* TASK PROMPT
Return every record verbatim.

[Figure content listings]
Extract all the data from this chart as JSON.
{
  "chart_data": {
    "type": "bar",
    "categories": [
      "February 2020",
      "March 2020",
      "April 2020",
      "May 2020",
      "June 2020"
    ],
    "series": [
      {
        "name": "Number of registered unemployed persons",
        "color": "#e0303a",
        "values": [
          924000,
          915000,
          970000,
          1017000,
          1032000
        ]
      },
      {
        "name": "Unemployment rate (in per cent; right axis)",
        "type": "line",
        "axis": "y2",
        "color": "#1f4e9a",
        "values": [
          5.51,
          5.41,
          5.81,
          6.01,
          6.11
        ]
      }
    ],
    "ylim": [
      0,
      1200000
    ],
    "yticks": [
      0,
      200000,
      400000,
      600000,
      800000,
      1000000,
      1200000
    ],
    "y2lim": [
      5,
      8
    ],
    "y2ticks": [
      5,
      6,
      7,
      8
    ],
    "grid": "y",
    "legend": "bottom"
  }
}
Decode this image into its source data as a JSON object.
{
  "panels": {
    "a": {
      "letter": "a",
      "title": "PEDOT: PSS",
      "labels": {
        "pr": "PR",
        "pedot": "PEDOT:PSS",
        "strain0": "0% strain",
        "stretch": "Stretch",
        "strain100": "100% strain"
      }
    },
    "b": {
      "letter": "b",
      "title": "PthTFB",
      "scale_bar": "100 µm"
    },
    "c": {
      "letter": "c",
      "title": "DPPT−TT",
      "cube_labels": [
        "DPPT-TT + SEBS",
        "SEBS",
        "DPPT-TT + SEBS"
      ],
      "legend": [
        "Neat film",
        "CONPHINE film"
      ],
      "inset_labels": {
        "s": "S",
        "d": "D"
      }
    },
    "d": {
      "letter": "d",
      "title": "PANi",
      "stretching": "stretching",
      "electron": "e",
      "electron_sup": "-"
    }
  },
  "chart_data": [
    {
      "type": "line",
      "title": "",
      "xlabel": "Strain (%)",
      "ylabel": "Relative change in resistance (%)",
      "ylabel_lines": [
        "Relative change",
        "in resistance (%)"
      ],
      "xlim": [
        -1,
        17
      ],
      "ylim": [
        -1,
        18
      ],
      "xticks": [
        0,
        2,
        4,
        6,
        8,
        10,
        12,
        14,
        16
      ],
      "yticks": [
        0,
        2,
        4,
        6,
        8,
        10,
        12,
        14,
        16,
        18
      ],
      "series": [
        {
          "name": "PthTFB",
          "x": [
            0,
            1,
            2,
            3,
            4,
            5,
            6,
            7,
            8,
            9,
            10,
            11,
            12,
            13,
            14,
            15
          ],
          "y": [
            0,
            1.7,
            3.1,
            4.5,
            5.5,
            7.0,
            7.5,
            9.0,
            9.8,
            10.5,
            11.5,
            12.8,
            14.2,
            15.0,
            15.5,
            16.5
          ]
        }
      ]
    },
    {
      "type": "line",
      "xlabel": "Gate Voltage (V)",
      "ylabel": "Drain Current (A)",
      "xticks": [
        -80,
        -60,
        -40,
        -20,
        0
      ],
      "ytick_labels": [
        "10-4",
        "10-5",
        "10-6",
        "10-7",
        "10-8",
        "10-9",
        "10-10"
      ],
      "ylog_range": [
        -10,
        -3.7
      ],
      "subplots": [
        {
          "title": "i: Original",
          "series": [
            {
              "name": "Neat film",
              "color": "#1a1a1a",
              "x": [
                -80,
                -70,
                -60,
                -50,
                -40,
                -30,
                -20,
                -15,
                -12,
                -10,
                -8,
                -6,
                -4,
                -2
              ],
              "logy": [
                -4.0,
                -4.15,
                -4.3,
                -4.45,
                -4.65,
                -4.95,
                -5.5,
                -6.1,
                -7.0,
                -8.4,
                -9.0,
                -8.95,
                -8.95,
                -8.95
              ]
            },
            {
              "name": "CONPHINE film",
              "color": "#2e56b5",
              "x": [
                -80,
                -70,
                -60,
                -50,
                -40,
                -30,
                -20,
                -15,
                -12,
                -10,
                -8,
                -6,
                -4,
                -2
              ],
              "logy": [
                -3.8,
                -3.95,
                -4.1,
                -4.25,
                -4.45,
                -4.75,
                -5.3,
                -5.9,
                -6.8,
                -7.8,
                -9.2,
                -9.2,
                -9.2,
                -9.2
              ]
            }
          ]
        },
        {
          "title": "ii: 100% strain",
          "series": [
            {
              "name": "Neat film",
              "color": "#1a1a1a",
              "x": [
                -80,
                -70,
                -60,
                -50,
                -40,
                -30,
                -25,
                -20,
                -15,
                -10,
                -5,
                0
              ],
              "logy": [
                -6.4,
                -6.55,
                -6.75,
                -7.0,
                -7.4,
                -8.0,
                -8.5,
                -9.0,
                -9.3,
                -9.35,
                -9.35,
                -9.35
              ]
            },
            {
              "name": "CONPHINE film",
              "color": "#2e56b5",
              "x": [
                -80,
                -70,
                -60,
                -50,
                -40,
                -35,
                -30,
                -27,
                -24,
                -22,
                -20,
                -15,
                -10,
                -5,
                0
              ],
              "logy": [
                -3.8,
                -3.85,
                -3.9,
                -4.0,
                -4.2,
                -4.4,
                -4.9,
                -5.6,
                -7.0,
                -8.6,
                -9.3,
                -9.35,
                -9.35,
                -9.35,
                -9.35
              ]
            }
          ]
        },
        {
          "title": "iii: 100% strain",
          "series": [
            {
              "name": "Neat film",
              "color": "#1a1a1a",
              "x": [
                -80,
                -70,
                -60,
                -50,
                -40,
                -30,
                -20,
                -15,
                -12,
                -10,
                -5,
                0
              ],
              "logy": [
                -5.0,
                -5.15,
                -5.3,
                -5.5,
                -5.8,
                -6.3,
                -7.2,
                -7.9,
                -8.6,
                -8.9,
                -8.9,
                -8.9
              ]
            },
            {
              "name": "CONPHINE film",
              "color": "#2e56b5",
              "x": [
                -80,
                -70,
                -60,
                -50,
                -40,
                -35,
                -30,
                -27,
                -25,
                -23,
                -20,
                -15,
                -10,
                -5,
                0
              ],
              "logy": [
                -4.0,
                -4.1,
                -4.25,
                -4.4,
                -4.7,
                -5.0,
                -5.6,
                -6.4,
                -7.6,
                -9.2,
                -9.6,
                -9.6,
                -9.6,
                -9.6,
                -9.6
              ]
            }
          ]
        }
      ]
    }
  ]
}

* SOLUTION TO THE PROBLEM
Extract all the data from this chart as JSON.
{
  "chart_data": {
    "type": "bar",
    "categories": [
      "February 2020",
      "March 2020",
      "April 2020",
      "May 2020",
      "June 2020"
    ],
    "series": [
      {
        "name": "Number of registered unemployed persons",
        "color": "#e0303a",
        "values": [
          924000,
          915000,
          970000,
          1017000,
          1032000
        ]
      },
      {
        "name": "Unemployment rate (in per cent; right axis)",
        "type": "line",
        "axis": "y2",
        "color": "#1f4e9a",
        "values": [
          5.51,
          5.41,
          5.81,
          6.01,
          6.11
        ]
      }
    ],
    "ylim": [
      0,
      1200000
    ],
    "yticks": [
      0,
      200000,
      400000,
      600000,
      800000,
      1000000,
      1200000
    ],
    "y2lim": [
      5,
      8
    ],
    "y2ticks": [
      5,
      6,
      7,
      8
    ],
    "grid": "y",
    "legend": "bottom"
  }
}
Decode this image into its source data as a JSON object.
{
  "panels": {
    "a": {
      "letter": "a",
      "title": "PEDOT: PSS",
      "labels": {
        "pr": "PR",
        "pedot": "PEDOT:PSS",
        "strain0": "0% strain",
        "stretch": "Stretch",
        "strain100": "100% strain"
      }
    },
    "b": {
      "letter": "b",
      "title": "PthTFB",
      "scale_bar": "100 µm"
    },
    "c": {
      "letter": "c",
      "title": "DPPT−TT",
      "cube_labels": [
        "DPPT-TT + SEBS",
        "SEBS",
        "DPPT-TT + SEBS"
      ],
      "legend": [
        "Neat film",
        "CONPHINE film"
      ],
      "inset_labels": {
        "s": "S",
        "d": "D"
      }
    },
    "d": {
      "letter": "d",
      "title": "PANi",
      "stretching": "stretching",
      "electron": "e",
      "electron_sup": "-"
    }
  },
  "chart_data": [
    {
      "type": "line",
      "title": "",
      "xlabel": "Strain (%)",
      "ylabel": "Relative change in resistance (%)",
      "ylabel_lines": [
        "Relative change",
        "in resistance (%)"
      ],
      "xlim": [
        -1,
        17
      ],
      "ylim": [
        -1,
        18
      ],
      "xticks": [
        0,
        2,
        4,
        6,
        8,
        10,
        12,
        14,
        16
      ],
      "yticks": [
        0,
        2,
        4,
        6,
        8,
        10,
        12,
        14,
        16,
        18
      ],
      "series": [
        {
          "name": "PthTFB",
          "x": [
            0,
            1,
            2,
            3,
            4,
            5,
            6,
            7,
            8,
            9,
            10,
            11,
            12,
            13,
            14,
            15
          ],
          "y": [
            0,
            1.7,
            3.1,
            4.5,
            5.5,
            7.0,
            7.5,
            9.0,
            9.8,
            10.5,
            11.5,
            12.8,
            14.2,
            15.0,
            15.5,
            16.5
          ]
        }
      ]
    },
    {
      "type": "line",
      "xlabel": "Gate Voltage (V)",
      "ylabel": "Drain Current (A)",
      "xticks": [
        -80,
        -60,
        -40,
        -20,
        0
      ],
      "ytick_labels": [
        "10-4",
        "10-5",
        "10-6",
        "10-7",
        "10-8",
        "10-9",
        "10-10"
      ],
      "ylog_range": [
        -10,
        -3.7
      ],
      "subplots": [
        {
          "title": "i: Original",
          "series": [
            {
              "name": "Neat film",
              "color": "#1a1a1a",
              "x": [
                -80,
                -70,
                -60,
                -50,
                -40,
                -30,
                -20,
                -15,
                -12,
                -10,
                -8,
                -6,
                -4,
                -2
              ],
              "logy": [
                -4.0,
                -4.15,
                -4.3,
                -4.45,
                -4.65,
                -4.95,
                -5.5,
                -6.1,
                -7.0,
                -8.4,
                -9.0,
                -8.95,
                -8.95,
                -8.95
              ]
            },
            {
              "name": "CONPHINE film",
              "color": "#2e56b5",
              "x": [
                -80,
                -70,
                -60,
                -50,
                -40,
                -30,
                -20,
                -15,
                -12,
                -10,
                -8,
                -6,
                -4,
                -2
              ],
              "logy": [
                -3.8,
                -3.95,
                -4.1,
                -4.25,
                -4.45,
                -4.75,
                -5.3,
                -5.9,
                -6.8,
                -7.8,
                -9.2,
                -9.2,
                -9.2,
                -9.2
              ]
            }
          ]
        },
        {
          "title": "ii: 100% strain",
          "series": [
            {
              "name": "Neat film",
              "color": "#1a1a1a",
              "x": [
                -80,
                -70,
                -60,
                -50,
                -40,
                -30,
                -25,
                -20,
                -15,
                -10,
                -5,
                0
              ],
              "logy": [
                -6.4,
                -6.55,
                -6.75,
                -7.0,
                -7.4,
                -8.0,
                -8.5,
                -9.0,
                -9.3,
                -9.35,
                -9.35,
                -9.35
              ]
            },
            {
              "name": "CONPHINE film",
              "color": "#2e56b5",
              "x": [
                -80,
                -70,
                -60,
                -50,
                -40,
                -35,
                -30,
                -27,
                -24,
                -22,
                -20,
                -15,
                -10,
                -5,
                0
              ],
              "logy": [
                -3.8,
                -3.85,
                -3.9,
                -4.0,
                -4.2,
                -4.4,
                -4.9,
                -5.6,
                -7.0,
                -8.6,
                -9.3,
                -9.35,
                -9.35,
                -9.35,
                -9.35
              ]
            }
          ]
        },
        {
          "title": "iii: 100% strain",
          "series": [
            {
              "name": "Neat film",
              "color": "#1a1a1a",
              "x": [
                -80,
                -70,
                -60,
                -50,
                -40,
                -30,
                -20,
                -15,
                -12,
                -10,
                -5,
                0
              ],
              "logy": [
                -5.0,
                -5.15,
                -5.3,
                -5.5,
                -5.8,
                -6.3,
                -7.2,
                -7.9,
                -8.6,
                -8.9,
                -8.9,
                -8.9
              ]
            },
            {
              "name": "CONPHINE film",
              "color": "#2e56b5",
              "x": [
                -80,
                -70,
                -60,
                -50,
                -40,
                -35,
                -30,
                -27,
                -25,
                -23,
                -20,
                -15,
                -10,
                -5,
                0
              ],
              "logy": [
                -4.0,
                -4.1,
                -4.25,
                -4.4,
                -4.7,
                -5.0,
                -5.6,
                -6.4,
                -7.6,
                -9.2,
                -9.6,
                -9.6,
                -9.6,
                -9.6,
                -9.6
              ]
            }
          ]
        }
      ]
    }
  ]
}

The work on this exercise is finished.